[Stored data]
↓↓↓

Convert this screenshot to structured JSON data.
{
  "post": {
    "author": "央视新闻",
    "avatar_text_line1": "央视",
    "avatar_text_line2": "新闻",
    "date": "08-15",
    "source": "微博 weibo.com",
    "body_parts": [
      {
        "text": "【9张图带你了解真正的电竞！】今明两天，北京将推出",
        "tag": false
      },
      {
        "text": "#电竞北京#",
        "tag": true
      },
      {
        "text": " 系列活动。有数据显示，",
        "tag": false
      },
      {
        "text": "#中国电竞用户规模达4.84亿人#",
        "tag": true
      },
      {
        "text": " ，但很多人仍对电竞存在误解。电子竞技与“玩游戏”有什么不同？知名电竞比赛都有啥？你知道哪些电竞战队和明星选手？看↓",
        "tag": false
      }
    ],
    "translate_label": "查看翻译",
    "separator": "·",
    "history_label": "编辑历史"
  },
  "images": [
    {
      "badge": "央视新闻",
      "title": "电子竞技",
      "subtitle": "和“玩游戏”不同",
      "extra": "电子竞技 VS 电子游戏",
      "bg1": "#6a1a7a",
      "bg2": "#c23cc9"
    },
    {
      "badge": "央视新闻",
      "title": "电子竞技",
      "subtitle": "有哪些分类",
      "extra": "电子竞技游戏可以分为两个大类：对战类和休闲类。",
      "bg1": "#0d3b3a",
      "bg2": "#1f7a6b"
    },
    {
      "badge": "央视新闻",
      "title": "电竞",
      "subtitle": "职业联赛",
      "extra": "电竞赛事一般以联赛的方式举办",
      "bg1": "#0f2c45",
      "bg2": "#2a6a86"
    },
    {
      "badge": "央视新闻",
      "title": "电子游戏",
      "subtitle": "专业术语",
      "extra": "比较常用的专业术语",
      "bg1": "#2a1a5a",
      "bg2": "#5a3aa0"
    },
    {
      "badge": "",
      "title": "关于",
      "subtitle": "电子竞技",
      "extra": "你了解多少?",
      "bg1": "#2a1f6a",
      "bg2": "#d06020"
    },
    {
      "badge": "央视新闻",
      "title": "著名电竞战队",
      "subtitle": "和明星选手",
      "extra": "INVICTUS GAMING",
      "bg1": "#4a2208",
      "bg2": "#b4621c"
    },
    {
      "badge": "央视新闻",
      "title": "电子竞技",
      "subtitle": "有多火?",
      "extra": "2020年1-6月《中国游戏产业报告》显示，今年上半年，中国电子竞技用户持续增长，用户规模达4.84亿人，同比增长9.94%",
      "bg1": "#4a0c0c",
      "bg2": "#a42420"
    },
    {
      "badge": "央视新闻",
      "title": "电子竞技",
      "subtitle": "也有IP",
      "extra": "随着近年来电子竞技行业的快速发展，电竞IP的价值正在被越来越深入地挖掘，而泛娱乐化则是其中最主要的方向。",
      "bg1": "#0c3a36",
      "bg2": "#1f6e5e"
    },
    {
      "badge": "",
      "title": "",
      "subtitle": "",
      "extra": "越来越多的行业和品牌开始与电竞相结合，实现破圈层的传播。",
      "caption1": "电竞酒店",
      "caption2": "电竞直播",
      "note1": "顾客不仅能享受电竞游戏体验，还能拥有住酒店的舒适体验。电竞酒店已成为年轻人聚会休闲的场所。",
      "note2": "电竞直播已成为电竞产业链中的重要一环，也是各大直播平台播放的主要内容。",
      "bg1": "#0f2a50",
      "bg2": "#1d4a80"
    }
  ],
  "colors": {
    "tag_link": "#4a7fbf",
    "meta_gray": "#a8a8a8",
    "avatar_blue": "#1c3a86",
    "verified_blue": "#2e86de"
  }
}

↑↑↑

_WHAT IS REQUIRED_
How many lines in these entries hold the string "extra"? Answer with the number alone.

_PROBLEM SOLUTION_
9